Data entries
# # # # #

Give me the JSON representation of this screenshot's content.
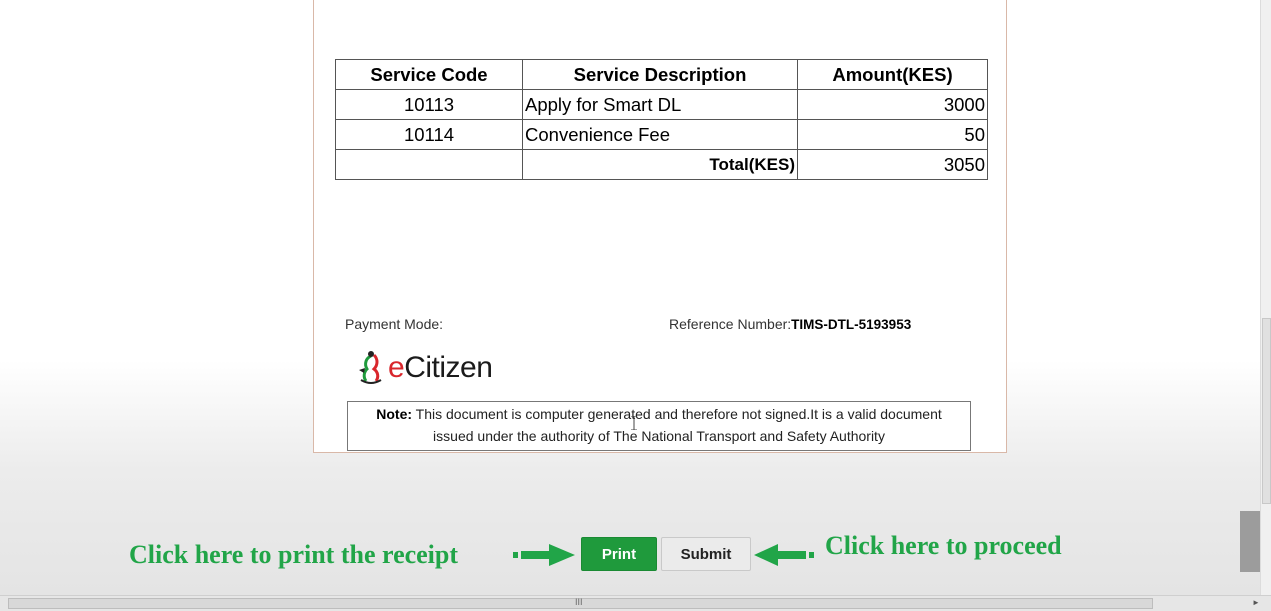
{
  "fees_table": {
    "headers": [
      "Service Code",
      "Service Description",
      "Amount(KES)"
    ],
    "rows": [
      {
        "code": "10113",
        "description": "Apply for Smart DL",
        "amount": "3000"
      },
      {
        "code": "10114",
        "description": "Convenience Fee",
        "amount": "50"
      }
    ],
    "total_label": "Total(KES)",
    "total_amount": "3050"
  },
  "payment": {
    "mode_label": "Payment Mode:",
    "reference_label": "Reference Number:",
    "reference_value": "TIMS-DTL-5193953"
  },
  "logo": {
    "prefix": "e",
    "name": "Citizen"
  },
  "note": {
    "label": "Note:",
    "line1": " This document is computer generated and therefore not signed.It is a valid document",
    "line2": "issued under the authority of The National Transport and Safety Authority"
  },
  "actions": {
    "hint_print": "Click here to print the receipt",
    "hint_proceed": "Click here to proceed",
    "print_label": "Print",
    "submit_label": "Submit"
  },
  "colors": {
    "hint_green": "#21a548",
    "print_button": "#1f9a3c",
    "logo_red": "#d9262c"
  },
  "icons": {
    "cursor": "text-cursor-icon",
    "arrow_right": "arrow-right-icon",
    "arrow_left": "arrow-left-icon",
    "scroll_grip": "scroll-grip-icon",
    "scroll_arrow": "scroll-right-arrow-icon"
  },
  "scroll_glyphs": {
    "grip": "III",
    "arrow": "►"
  }
}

# # # # #

◆ **EXERCISE DETAILS**: Copy out the data above exactly, except the pictures.

◆ **SOLUTION FOR THIS EXERCISE**:
Give me the JSON representation of this screenshot's content.
{
  "fees_table": {
    "headers": [
      "Service Code",
      "Service Description",
      "Amount(KES)"
    ],
    "rows": [
      {
        "code": "10113",
        "description": "Apply for Smart DL",
        "amount": "3000"
      },
      {
        "code": "10114",
        "description": "Convenience Fee",
        "amount": "50"
      }
    ],
    "total_label": "Total(KES)",
    "total_amount": "3050"
  },
  "payment": {
    "mode_label": "Payment Mode:",
    "reference_label": "Reference Number:",
    "reference_value": "TIMS-DTL-5193953"
  },
  "logo": {
    "prefix": "e",
    "name": "Citizen"
  },
  "note": {
    "label": "Note:",
    "line1": " This document is computer generated and therefore not signed.It is a valid document",
    "line2": "issued under the authority of The National Transport and Safety Authority"
  },
  "actions": {
    "hint_print": "Click here to print the receipt",
    "hint_proceed": "Click here to proceed",
    "print_label": "Print",
    "submit_label": "Submit"
  },
  "colors": {
    "hint_green": "#21a548",
    "print_button": "#1f9a3c",
    "logo_red": "#d9262c"
  },
  "icons": {
    "cursor": "text-cursor-icon",
    "arrow_right": "arrow-right-icon",
    "arrow_left": "arrow-left-icon",
    "scroll_grip": "scroll-grip-icon",
    "scroll_arrow": "scroll-right-arrow-icon"
  },
  "scroll_glyphs": {
    "grip": "III",
    "arrow": "►"
  }
}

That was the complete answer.